**Information supplied**
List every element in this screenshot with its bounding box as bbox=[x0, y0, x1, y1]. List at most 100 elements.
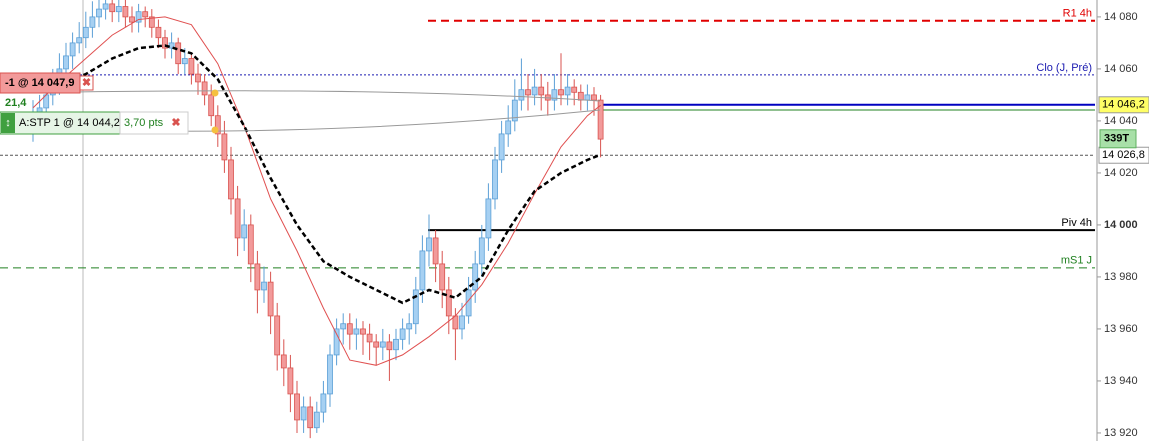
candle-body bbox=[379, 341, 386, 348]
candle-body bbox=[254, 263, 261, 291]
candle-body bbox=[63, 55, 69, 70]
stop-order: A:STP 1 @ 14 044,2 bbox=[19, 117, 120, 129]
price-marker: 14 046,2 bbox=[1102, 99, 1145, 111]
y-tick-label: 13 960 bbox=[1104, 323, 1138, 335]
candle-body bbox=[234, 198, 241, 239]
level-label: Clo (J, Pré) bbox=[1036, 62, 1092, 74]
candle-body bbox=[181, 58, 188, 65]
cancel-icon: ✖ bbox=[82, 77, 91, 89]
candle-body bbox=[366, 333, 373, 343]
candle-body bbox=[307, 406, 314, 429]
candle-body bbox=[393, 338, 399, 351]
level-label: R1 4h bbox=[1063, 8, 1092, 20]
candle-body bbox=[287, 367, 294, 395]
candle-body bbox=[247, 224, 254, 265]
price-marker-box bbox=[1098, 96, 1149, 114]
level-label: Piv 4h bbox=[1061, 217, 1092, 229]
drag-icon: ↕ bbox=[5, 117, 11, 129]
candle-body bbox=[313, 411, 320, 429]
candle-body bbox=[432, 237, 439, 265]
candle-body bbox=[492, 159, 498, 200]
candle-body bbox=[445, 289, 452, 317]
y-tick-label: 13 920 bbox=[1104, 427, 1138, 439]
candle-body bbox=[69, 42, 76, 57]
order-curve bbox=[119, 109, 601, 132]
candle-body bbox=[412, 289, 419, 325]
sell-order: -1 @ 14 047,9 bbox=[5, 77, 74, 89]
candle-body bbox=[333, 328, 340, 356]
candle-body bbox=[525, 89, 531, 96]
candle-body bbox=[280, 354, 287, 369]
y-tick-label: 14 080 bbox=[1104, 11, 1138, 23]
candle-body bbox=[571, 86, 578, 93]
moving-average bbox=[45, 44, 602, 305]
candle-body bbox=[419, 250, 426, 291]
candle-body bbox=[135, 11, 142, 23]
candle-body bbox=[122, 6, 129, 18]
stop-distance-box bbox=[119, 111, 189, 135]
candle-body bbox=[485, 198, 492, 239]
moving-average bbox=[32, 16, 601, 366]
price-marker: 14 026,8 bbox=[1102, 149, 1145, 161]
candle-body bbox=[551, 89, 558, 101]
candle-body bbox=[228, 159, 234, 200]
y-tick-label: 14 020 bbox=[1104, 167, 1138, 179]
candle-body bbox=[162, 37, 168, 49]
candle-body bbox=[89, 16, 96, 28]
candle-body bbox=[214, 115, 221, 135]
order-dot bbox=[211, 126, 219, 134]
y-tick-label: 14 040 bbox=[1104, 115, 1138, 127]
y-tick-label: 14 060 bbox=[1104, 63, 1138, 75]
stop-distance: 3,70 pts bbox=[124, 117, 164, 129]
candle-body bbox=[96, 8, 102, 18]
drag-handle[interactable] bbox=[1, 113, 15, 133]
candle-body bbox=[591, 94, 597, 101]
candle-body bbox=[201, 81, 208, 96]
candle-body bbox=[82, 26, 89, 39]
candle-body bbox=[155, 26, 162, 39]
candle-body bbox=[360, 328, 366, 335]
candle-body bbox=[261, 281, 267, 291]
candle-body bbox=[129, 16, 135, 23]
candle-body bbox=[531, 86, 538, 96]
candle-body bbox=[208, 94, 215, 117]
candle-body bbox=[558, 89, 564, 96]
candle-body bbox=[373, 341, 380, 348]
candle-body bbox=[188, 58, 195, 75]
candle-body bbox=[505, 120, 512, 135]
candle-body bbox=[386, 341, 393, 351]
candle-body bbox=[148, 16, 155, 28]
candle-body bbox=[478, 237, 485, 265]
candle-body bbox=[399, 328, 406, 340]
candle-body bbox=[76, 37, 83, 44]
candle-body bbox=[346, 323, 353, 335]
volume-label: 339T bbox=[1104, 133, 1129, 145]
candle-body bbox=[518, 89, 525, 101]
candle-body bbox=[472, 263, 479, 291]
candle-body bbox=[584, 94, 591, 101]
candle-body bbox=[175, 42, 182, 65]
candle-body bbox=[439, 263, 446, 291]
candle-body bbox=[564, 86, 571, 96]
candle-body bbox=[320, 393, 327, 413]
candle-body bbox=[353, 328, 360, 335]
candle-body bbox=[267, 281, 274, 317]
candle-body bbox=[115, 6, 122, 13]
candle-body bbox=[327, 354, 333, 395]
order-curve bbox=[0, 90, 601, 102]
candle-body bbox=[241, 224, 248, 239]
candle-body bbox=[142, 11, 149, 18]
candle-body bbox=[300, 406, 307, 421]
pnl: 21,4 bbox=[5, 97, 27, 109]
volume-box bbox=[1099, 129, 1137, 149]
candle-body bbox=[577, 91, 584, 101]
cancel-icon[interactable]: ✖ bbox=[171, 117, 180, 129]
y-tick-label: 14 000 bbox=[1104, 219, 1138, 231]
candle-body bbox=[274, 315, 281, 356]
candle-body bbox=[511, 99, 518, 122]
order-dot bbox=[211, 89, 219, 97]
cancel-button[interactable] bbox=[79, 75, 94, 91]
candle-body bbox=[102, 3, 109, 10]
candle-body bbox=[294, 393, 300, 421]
==
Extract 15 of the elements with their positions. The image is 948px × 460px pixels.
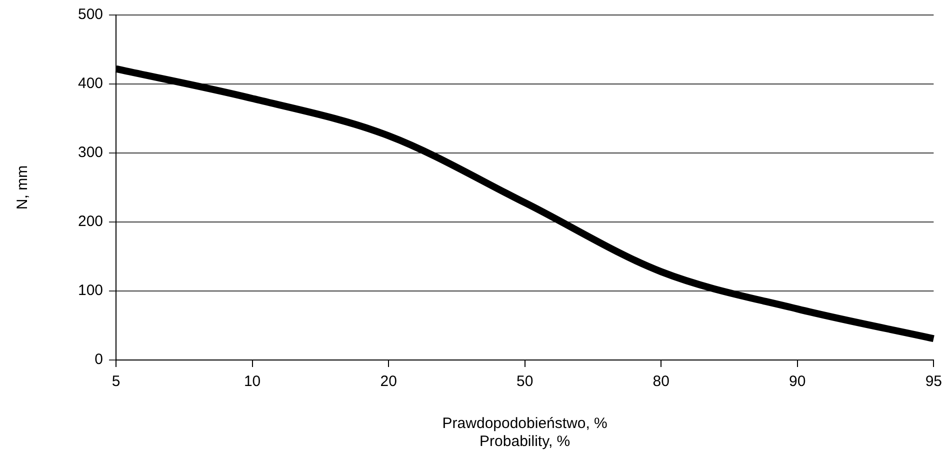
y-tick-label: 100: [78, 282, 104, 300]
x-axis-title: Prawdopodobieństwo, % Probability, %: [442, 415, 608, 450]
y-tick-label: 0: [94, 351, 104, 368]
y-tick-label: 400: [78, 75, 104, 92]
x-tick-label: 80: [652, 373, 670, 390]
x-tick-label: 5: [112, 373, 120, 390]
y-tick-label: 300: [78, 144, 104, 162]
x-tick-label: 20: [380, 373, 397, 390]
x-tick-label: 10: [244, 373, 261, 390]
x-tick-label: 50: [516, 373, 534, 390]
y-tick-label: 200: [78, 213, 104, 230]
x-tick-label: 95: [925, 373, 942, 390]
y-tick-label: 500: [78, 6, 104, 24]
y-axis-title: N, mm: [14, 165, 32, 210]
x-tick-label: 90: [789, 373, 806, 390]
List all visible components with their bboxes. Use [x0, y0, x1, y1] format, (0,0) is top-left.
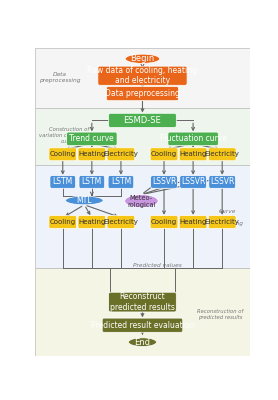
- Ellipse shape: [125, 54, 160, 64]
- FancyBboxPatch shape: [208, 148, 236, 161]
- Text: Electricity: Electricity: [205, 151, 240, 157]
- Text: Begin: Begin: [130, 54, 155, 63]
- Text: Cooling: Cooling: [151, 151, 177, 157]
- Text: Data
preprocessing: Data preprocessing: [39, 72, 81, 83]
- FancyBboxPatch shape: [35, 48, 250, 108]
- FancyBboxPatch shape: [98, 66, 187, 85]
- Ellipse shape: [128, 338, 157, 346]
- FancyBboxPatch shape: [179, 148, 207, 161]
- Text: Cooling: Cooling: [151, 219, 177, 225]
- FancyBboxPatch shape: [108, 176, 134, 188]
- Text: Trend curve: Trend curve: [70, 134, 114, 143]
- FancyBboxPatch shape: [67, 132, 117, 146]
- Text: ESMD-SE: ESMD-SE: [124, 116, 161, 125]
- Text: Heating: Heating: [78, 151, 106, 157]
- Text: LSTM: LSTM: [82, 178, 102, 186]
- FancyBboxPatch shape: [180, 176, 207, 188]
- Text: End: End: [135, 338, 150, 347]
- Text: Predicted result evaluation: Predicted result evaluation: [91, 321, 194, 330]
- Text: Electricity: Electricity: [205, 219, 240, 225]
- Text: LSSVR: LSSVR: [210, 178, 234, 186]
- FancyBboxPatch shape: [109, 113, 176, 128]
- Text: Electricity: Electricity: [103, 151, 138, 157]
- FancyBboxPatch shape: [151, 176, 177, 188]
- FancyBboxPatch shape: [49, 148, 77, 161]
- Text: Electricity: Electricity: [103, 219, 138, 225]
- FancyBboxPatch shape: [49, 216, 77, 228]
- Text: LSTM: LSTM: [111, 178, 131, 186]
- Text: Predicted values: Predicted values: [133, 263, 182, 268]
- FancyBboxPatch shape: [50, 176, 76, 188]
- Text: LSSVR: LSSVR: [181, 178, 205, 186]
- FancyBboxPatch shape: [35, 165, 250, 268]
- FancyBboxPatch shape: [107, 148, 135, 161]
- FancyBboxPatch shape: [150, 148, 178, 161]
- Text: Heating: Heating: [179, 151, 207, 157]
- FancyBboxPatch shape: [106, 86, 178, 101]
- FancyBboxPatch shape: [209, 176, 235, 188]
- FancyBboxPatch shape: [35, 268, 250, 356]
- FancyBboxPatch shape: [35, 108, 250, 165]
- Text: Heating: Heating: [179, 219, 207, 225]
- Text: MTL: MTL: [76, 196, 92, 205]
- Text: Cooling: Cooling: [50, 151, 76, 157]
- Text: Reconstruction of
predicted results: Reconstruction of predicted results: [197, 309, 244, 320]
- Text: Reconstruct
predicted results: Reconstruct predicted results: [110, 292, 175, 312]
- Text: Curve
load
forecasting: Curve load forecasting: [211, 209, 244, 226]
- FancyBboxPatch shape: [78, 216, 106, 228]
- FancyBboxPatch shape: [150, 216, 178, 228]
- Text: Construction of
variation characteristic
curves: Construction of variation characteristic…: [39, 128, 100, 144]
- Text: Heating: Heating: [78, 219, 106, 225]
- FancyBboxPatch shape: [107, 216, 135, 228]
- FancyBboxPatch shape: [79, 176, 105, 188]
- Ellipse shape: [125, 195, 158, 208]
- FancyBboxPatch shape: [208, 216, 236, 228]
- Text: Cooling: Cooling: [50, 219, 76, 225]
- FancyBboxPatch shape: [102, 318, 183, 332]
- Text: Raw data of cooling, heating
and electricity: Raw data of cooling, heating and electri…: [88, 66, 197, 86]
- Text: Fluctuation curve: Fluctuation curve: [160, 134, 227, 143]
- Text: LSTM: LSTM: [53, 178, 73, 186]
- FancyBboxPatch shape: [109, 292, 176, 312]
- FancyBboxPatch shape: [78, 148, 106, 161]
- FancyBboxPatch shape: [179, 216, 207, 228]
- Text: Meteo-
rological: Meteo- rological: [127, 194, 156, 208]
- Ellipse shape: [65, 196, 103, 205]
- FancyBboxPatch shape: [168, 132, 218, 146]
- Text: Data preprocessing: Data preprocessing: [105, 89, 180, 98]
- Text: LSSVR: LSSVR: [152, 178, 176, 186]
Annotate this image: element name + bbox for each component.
--
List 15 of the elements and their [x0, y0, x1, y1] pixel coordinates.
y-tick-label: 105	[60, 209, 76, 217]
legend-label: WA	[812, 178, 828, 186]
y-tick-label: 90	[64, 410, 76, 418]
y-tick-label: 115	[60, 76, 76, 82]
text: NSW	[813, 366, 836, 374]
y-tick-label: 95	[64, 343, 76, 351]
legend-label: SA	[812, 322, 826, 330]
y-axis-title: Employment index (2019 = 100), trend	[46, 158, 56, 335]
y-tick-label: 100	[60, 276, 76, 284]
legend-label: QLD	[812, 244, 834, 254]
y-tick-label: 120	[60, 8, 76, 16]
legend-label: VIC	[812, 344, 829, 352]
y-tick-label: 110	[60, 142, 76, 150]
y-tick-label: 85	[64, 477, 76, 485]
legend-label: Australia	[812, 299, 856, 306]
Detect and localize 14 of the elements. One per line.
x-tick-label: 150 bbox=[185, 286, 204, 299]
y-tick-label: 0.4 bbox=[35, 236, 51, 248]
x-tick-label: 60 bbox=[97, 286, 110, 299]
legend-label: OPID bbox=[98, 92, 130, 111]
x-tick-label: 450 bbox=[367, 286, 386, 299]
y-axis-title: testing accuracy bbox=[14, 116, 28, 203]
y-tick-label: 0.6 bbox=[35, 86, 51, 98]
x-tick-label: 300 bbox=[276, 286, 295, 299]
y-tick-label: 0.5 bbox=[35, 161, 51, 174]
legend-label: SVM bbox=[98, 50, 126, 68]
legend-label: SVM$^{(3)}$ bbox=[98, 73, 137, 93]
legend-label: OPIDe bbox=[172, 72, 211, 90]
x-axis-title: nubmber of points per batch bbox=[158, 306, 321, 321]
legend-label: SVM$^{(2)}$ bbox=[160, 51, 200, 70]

**To do**
List every line of the entries above that contains the string "moving".

**Answer to the task**
moving-average bbox=[45, 44, 602, 305]
moving-average bbox=[32, 16, 601, 366]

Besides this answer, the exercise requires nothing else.